* [Prompt]: Transcribe all of the records precisely as they are presented.

* [Entries supplied]:
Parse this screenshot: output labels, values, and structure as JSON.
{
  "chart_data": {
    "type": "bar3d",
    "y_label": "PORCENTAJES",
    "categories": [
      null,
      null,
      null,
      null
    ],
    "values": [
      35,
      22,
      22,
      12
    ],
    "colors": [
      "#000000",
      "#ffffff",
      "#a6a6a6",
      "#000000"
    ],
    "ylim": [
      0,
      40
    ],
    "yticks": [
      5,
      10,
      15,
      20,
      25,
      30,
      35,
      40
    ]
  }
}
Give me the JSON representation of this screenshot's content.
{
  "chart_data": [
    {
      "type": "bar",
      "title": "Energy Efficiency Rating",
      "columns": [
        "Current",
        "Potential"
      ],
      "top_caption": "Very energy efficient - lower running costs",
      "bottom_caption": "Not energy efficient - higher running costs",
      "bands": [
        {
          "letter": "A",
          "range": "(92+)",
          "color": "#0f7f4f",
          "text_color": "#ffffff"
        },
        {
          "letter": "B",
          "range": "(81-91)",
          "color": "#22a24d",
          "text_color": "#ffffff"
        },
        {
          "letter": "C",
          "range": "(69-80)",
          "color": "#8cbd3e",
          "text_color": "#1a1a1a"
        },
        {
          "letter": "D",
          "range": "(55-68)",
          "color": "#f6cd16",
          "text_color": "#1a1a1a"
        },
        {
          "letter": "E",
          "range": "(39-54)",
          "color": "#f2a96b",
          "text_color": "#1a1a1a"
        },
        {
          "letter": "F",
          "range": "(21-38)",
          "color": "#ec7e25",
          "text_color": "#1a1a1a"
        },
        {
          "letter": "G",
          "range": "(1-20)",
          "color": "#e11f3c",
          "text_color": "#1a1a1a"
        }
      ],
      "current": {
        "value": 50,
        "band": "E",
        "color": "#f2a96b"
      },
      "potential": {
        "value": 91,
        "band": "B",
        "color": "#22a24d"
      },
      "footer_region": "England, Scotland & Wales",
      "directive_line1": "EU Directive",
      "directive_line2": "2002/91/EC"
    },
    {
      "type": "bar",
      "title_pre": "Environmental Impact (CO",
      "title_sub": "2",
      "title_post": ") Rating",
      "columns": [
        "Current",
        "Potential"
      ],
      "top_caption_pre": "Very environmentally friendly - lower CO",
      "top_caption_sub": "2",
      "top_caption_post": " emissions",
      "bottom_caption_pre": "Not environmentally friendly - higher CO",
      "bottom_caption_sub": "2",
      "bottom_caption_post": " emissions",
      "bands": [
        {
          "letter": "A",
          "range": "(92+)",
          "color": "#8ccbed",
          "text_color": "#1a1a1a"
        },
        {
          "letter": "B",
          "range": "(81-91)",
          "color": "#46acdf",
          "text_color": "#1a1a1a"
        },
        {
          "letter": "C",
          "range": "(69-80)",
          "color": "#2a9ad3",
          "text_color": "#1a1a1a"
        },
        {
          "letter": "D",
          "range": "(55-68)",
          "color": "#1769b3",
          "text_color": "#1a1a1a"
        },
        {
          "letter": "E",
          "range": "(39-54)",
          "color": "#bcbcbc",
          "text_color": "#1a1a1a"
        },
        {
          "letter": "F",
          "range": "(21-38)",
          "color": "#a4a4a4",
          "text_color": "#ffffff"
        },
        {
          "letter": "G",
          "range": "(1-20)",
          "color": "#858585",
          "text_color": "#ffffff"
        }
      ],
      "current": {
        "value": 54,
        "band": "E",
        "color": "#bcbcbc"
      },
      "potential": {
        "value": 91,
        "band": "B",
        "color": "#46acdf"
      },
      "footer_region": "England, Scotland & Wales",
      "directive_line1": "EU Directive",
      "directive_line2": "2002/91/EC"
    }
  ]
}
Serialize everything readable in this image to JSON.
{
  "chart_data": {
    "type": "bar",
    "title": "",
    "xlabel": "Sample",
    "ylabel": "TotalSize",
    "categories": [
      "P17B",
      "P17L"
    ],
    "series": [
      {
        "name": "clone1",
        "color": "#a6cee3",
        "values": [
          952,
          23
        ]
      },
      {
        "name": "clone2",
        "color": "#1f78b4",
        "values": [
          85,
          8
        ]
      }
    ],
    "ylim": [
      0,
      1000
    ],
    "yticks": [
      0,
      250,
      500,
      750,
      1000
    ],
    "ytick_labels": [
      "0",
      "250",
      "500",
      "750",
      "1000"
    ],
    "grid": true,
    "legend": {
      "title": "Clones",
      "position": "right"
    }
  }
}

* [The answer]:
Parse this screenshot: output labels, values, and structure as JSON.
{
  "chart_data": {
    "type": "bar3d",
    "y_label": "PORCENTAJES",
    "categories": [
      null,
      null,
      null,
      null
    ],
    "values": [
      35,
      22,
      22,
      12
    ],
    "colors": [
      "#000000",
      "#ffffff",
      "#a6a6a6",
      "#000000"
    ],
    "ylim": [
      0,
      40
    ],
    "yticks": [
      5,
      10,
      15,
      20,
      25,
      30,
      35,
      40
    ]
  }
}
Give me the JSON representation of this screenshot's content.
{
  "chart_data": [
    {
      "type": "bar",
      "title": "Energy Efficiency Rating",
      "columns": [
        "Current",
        "Potential"
      ],
      "top_caption": "Very energy efficient - lower running costs",
      "bottom_caption": "Not energy efficient - higher running costs",
      "bands": [
        {
          "letter": "A",
          "range": "(92+)",
          "color": "#0f7f4f",
          "text_color": "#ffffff"
        },
        {
          "letter": "B",
          "range": "(81-91)",
          "color": "#22a24d",
          "text_color": "#ffffff"
        },
        {
          "letter": "C",
          "range": "(69-80)",
          "color": "#8cbd3e",
          "text_color": "#1a1a1a"
        },
        {
          "letter": "D",
          "range": "(55-68)",
          "color": "#f6cd16",
          "text_color": "#1a1a1a"
        },
        {
          "letter": "E",
          "range": "(39-54)",
          "color": "#f2a96b",
          "text_color": "#1a1a1a"
        },
        {
          "letter": "F",
          "range": "(21-38)",
          "color": "#ec7e25",
          "text_color": "#1a1a1a"
        },
        {
          "letter": "G",
          "range": "(1-20)",
          "color": "#e11f3c",
          "text_color": "#1a1a1a"
        }
      ],
      "current": {
        "value": 50,
        "band": "E",
        "color": "#f2a96b"
      },
      "potential": {
        "value": 91,
        "band": "B",
        "color": "#22a24d"
      },
      "footer_region": "England, Scotland & Wales",
      "directive_line1": "EU Directive",
      "directive_line2": "2002/91/EC"
    },
    {
      "type": "bar",
      "title_pre": "Environmental Impact (CO",
      "title_sub": "2",
      "title_post": ") Rating",
      "columns": [
        "Current",
        "Potential"
      ],
      "top_caption_pre": "Very environmentally friendly - lower CO",
      "top_caption_sub": "2",
      "top_caption_post": " emissions",
      "bottom_caption_pre": "Not environmentally friendly - higher CO",
      "bottom_caption_sub": "2",
      "bottom_caption_post": " emissions",
      "bands": [
        {
          "letter": "A",
          "range": "(92+)",
          "color": "#8ccbed",
          "text_color": "#1a1a1a"
        },
        {
          "letter": "B",
          "range": "(81-91)",
          "color": "#46acdf",
          "text_color": "#1a1a1a"
        },
        {
          "letter": "C",
          "range": "(69-80)",
          "color": "#2a9ad3",
          "text_color": "#1a1a1a"
        },
        {
          "letter": "D",
          "range": "(55-68)",
          "color": "#1769b3",
          "text_color": "#1a1a1a"
        },
        {
          "letter": "E",
          "range": "(39-54)",
          "color": "#bcbcbc",
          "text_color": "#1a1a1a"
        },
        {
          "letter": "F",
          "range": "(21-38)",
          "color": "#a4a4a4",
          "text_color": "#ffffff"
        },
        {
          "letter": "G",
          "range": "(1-20)",
          "color": "#858585",
          "text_color": "#ffffff"
        }
      ],
      "current": {
        "value": 54,
        "band": "E",
        "color": "#bcbcbc"
      },
      "potential": {
        "value": 91,
        "band": "B",
        "color": "#46acdf"
      },
      "footer_region": "England, Scotland & Wales",
      "directive_line1": "EU Directive",
      "directive_line2": "2002/91/EC"
    }
  ]
}
Serialize everything readable in this image to JSON.
{
  "chart_data": {
    "type": "bar",
    "title": "",
    "xlabel": "Sample",
    "ylabel": "TotalSize",
    "categories": [
      "P17B",
      "P17L"
    ],
    "series": [
      {
        "name": "clone1",
        "color": "#a6cee3",
        "values": [
          952,
          23
        ]
      },
      {
        "name": "clone2",
        "color": "#1f78b4",
        "values": [
          85,
          8
        ]
      }
    ],
    "ylim": [
      0,
      1000
    ],
    "yticks": [
      0,
      250,
      500,
      750,
      1000
    ],
    "ytick_labels": [
      "0",
      "250",
      "500",
      "750",
      "1000"
    ],
    "grid": true,
    "legend": {
      "title": "Clones",
      "position": "right"
    }
  }
}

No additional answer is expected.